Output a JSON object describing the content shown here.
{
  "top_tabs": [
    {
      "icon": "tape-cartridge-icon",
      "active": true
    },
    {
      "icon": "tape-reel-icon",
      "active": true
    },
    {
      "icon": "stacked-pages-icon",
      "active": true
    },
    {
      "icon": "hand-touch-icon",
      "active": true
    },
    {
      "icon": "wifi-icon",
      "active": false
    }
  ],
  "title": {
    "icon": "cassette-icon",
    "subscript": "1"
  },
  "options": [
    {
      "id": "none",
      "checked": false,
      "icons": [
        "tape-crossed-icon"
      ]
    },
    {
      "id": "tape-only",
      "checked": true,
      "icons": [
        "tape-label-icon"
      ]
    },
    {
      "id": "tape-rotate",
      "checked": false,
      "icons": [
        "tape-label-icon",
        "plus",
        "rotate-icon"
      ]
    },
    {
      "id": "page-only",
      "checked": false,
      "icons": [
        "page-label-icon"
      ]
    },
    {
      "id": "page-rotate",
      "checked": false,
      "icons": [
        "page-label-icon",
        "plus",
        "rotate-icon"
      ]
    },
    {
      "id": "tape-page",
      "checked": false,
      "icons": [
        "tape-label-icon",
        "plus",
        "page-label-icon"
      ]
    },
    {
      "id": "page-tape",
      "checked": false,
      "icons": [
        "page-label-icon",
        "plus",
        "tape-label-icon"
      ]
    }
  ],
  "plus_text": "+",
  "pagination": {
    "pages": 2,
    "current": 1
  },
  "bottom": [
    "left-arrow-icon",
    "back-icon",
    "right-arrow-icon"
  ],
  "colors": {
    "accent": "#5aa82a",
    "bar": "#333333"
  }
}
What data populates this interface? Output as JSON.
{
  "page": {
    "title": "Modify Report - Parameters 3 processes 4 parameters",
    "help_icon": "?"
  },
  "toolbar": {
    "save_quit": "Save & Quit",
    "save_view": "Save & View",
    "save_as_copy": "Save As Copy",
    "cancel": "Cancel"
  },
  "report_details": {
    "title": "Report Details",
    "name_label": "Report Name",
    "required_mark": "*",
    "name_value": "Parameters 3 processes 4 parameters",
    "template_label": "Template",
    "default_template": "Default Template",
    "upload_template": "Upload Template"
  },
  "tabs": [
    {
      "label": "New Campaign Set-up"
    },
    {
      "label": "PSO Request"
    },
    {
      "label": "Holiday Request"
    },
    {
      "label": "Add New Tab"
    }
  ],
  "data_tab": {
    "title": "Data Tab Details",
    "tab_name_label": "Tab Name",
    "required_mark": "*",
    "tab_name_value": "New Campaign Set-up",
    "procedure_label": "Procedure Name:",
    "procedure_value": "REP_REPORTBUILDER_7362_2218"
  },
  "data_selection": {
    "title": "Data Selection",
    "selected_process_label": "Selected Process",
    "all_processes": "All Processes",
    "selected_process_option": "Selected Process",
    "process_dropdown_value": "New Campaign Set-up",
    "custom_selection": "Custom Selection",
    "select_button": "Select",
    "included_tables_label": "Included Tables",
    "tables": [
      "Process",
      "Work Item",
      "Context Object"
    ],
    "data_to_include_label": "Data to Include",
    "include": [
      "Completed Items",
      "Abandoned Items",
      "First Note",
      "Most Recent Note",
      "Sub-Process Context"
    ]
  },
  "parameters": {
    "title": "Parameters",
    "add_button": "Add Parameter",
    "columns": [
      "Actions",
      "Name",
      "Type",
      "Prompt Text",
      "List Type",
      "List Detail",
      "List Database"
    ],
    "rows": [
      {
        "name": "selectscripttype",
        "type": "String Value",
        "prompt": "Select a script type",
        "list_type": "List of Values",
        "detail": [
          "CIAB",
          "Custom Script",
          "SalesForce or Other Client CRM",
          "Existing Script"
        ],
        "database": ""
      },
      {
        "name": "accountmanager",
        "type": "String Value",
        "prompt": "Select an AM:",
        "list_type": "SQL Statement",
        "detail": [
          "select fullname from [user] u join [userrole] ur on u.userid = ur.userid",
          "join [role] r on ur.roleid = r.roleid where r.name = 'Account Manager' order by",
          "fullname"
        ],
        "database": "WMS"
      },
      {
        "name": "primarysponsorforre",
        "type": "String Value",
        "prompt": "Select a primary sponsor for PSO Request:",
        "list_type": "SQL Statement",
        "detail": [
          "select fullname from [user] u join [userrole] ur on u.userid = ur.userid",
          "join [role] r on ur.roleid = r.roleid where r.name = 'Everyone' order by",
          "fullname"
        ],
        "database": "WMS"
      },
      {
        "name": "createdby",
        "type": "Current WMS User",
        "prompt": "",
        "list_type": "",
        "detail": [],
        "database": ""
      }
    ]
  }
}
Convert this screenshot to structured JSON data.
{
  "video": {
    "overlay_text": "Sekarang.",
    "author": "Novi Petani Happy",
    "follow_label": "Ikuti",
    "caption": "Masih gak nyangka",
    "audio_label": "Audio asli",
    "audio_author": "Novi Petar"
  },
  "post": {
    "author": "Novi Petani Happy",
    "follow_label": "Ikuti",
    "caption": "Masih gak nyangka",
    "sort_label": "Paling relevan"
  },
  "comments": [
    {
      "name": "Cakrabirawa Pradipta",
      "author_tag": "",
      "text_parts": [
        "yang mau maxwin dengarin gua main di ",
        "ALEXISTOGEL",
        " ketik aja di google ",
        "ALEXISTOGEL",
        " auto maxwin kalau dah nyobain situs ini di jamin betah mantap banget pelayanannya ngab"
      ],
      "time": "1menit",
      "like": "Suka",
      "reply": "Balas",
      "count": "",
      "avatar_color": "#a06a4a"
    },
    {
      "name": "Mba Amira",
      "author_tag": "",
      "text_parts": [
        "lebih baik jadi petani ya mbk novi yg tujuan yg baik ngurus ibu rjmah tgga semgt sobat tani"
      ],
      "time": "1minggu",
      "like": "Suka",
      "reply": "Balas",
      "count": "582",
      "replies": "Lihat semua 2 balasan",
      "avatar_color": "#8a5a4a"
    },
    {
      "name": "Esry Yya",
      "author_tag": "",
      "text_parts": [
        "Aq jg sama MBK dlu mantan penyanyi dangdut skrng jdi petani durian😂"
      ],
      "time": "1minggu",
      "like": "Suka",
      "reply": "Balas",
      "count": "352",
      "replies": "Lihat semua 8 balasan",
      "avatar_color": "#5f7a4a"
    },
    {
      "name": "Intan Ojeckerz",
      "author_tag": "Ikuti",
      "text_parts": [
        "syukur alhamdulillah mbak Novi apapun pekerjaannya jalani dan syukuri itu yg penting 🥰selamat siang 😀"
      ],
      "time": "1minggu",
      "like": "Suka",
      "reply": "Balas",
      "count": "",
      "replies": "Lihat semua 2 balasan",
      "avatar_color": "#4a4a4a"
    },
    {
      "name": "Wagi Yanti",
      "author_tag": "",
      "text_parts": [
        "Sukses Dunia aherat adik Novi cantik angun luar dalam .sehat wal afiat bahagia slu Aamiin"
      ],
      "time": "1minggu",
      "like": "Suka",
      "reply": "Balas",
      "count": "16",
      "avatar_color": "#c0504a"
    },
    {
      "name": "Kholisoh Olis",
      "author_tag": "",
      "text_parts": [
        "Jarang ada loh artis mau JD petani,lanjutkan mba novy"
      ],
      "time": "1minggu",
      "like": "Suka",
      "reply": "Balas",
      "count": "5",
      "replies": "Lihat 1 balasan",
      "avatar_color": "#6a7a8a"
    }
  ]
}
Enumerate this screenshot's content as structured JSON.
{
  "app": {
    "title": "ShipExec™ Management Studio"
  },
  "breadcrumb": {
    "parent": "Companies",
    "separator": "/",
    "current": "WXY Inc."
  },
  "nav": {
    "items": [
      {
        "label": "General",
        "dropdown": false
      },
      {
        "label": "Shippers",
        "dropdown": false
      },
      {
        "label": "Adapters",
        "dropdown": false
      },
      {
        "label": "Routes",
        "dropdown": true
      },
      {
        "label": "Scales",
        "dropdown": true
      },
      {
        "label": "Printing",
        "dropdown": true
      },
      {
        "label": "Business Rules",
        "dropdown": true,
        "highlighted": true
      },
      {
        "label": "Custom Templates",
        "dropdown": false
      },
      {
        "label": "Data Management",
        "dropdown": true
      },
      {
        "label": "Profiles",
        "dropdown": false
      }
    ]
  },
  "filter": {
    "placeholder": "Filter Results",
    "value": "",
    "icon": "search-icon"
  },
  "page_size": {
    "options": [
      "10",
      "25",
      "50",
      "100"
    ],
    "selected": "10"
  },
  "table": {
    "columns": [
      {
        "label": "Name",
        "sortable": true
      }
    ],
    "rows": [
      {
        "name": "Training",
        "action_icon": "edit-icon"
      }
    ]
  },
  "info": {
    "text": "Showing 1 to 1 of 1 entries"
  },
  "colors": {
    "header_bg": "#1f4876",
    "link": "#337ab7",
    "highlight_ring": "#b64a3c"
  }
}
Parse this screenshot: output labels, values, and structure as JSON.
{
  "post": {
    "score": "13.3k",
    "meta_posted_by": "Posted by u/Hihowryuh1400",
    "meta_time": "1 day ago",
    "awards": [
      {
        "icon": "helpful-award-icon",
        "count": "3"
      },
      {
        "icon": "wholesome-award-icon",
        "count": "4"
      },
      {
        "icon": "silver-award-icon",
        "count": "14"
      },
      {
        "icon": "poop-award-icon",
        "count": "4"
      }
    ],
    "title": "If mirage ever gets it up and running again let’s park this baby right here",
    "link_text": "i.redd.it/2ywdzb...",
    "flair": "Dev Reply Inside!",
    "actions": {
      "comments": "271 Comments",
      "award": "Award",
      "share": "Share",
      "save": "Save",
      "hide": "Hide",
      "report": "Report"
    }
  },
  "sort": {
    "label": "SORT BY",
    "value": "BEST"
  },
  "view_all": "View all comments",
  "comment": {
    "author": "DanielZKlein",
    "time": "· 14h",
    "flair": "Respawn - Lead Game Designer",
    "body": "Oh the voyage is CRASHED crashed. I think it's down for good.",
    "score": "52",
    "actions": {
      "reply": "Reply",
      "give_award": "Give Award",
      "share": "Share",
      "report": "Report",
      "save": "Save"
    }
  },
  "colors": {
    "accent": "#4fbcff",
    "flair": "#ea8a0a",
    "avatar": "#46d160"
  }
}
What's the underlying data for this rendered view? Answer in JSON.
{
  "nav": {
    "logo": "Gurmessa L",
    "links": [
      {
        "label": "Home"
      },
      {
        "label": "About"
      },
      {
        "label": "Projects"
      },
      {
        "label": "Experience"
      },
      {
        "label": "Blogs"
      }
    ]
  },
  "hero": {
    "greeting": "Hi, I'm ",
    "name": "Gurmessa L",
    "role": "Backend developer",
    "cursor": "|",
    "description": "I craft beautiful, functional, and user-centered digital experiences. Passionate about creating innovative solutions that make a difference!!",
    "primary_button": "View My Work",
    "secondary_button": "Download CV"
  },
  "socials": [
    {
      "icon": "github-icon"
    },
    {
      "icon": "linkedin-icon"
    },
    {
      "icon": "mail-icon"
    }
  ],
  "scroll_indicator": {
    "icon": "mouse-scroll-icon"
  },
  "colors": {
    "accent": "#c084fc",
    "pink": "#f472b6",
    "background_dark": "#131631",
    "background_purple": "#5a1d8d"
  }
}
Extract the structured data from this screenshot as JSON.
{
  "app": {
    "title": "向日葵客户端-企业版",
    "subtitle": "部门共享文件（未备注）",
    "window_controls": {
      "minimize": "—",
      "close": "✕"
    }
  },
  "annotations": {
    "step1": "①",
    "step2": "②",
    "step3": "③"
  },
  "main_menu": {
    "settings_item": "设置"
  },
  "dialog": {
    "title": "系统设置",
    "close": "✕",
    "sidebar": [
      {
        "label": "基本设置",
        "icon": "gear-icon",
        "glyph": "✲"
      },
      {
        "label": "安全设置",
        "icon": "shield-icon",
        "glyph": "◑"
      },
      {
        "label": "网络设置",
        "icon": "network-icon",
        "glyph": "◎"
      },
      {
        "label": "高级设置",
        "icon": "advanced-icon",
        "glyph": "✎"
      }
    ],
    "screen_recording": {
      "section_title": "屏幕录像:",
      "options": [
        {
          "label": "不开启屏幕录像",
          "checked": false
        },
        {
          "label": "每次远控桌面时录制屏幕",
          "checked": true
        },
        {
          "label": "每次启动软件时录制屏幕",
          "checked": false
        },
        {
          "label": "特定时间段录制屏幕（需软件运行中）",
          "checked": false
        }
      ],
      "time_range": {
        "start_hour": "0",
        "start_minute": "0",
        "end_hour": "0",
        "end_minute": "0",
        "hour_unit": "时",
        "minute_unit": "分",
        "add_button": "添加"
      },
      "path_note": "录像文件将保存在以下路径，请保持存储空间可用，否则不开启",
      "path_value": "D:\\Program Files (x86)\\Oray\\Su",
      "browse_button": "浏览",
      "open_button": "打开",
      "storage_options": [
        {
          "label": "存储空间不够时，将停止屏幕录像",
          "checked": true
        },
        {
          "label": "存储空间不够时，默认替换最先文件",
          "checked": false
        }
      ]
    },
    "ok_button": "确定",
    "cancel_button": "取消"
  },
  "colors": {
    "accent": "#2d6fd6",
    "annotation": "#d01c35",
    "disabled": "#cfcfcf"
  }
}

********************

▶ What you are asked to do
Where does the word "structured" appear? Return each line that holds it.

▶ Task solution
Convert this screenshot to structured JSON data.
Enumerate this screenshot's content as structured JSON.
Extract the structured data from this screenshot as JSON.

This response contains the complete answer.